Extract from the listing each line in which the word "this" appears.

_Records for the task_:
<<<<

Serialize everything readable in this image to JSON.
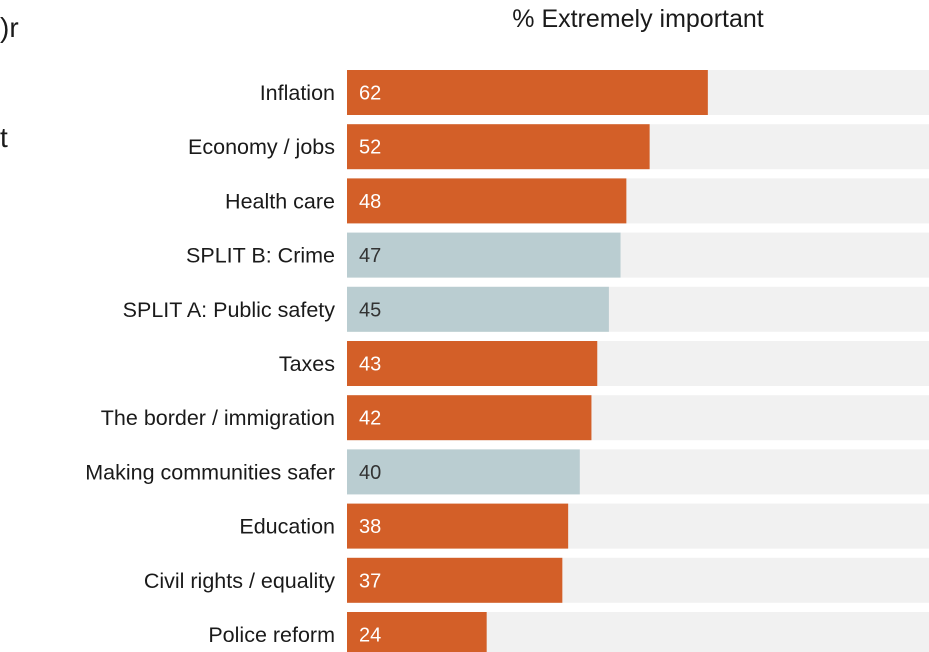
{
  "clipped_text": [
    ")r",
    "t"
  ],
  "chart_data": {
    "type": "bar",
    "orientation": "horizontal",
    "title": "% Extremely important",
    "xlim": [
      0,
      100
    ],
    "categories": [
      "Inflation",
      "Economy / jobs",
      "Health care",
      "SPLIT B: Crime",
      "SPLIT A: Public safety",
      "Taxes",
      "The border / immigration",
      "Making communities safer",
      "Education",
      "Civil rights / equality",
      "Police reform"
    ],
    "values": [
      62,
      52,
      48,
      47,
      45,
      43,
      42,
      40,
      38,
      37,
      24
    ],
    "highlight": [
      "main",
      "main",
      "main",
      "split",
      "split",
      "main",
      "main",
      "split",
      "main",
      "main",
      "main"
    ],
    "colors": {
      "main": "#d35f28",
      "split": "#bacdd1",
      "track": "#f1f1f1",
      "value_text_main": "#ffffff",
      "value_text_split": "#333333"
    }
  }
}
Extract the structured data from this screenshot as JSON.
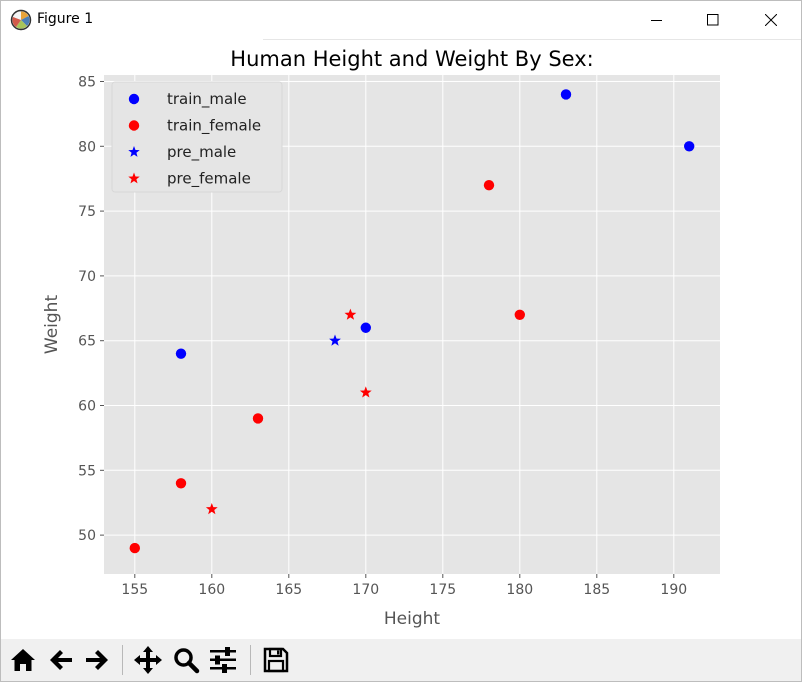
{
  "window": {
    "title": "Figure 1",
    "icons": {
      "app": "matplotlib-icon",
      "minimize": "minimize-icon",
      "maximize": "maximize-icon",
      "close": "close-icon"
    }
  },
  "toolbar": {
    "buttons": [
      {
        "name": "home-button",
        "icon": "home-icon"
      },
      {
        "name": "back-button",
        "icon": "arrow-left-icon"
      },
      {
        "name": "forward-button",
        "icon": "arrow-right-icon"
      },
      {
        "name": "pan-button",
        "icon": "move-icon"
      },
      {
        "name": "zoom-button",
        "icon": "magnifier-icon"
      },
      {
        "name": "configure-subplots-button",
        "icon": "sliders-icon"
      },
      {
        "name": "save-button",
        "icon": "floppy-disk-icon"
      }
    ]
  },
  "colors": {
    "axes_bg": "#e5e5e5",
    "grid": "#ffffff",
    "male": "#0000ff",
    "female": "#ff0000",
    "text": "#555555",
    "title": "#000000"
  },
  "chart_data": {
    "type": "scatter",
    "title": "Human Height and Weight By Sex:",
    "xlabel": "Height",
    "ylabel": "Weight",
    "xlim": [
      153,
      193
    ],
    "ylim": [
      47,
      85.5
    ],
    "xticks": [
      155,
      160,
      165,
      170,
      175,
      180,
      185,
      190
    ],
    "yticks": [
      50,
      55,
      60,
      65,
      70,
      75,
      80,
      85
    ],
    "grid": true,
    "legend_position": "top-left",
    "series": [
      {
        "name": "train_male",
        "marker": "circle",
        "color": "#0000ff",
        "points": [
          [
            158,
            64
          ],
          [
            170,
            66
          ],
          [
            183,
            84
          ],
          [
            191,
            80
          ]
        ]
      },
      {
        "name": "train_female",
        "marker": "circle",
        "color": "#ff0000",
        "points": [
          [
            155,
            49
          ],
          [
            158,
            54
          ],
          [
            163,
            59
          ],
          [
            178,
            77
          ],
          [
            180,
            67
          ]
        ]
      },
      {
        "name": "pre_male",
        "marker": "star",
        "color": "#0000ff",
        "points": [
          [
            168,
            65
          ]
        ]
      },
      {
        "name": "pre_female",
        "marker": "star",
        "color": "#ff0000",
        "points": [
          [
            160,
            52
          ],
          [
            169,
            67
          ],
          [
            170,
            61
          ]
        ]
      }
    ]
  }
}
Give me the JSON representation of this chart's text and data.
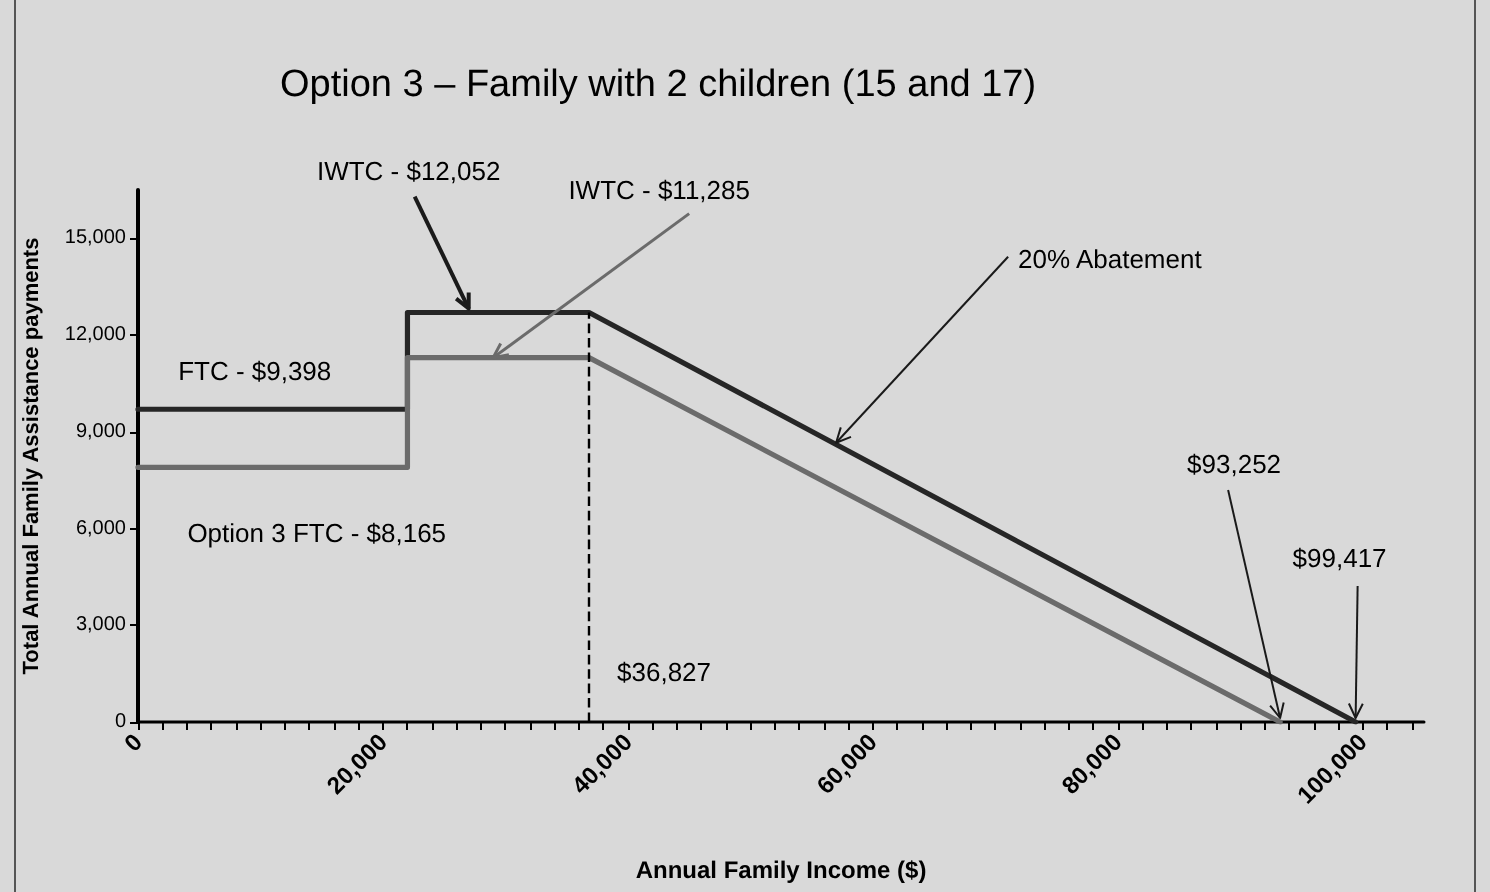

>>>>

_The response_:
Serialize everything readable in this image to JSON.
Extract the structured data from this screenshot as JSON.
Give me the JSON representation of this chart's text and data.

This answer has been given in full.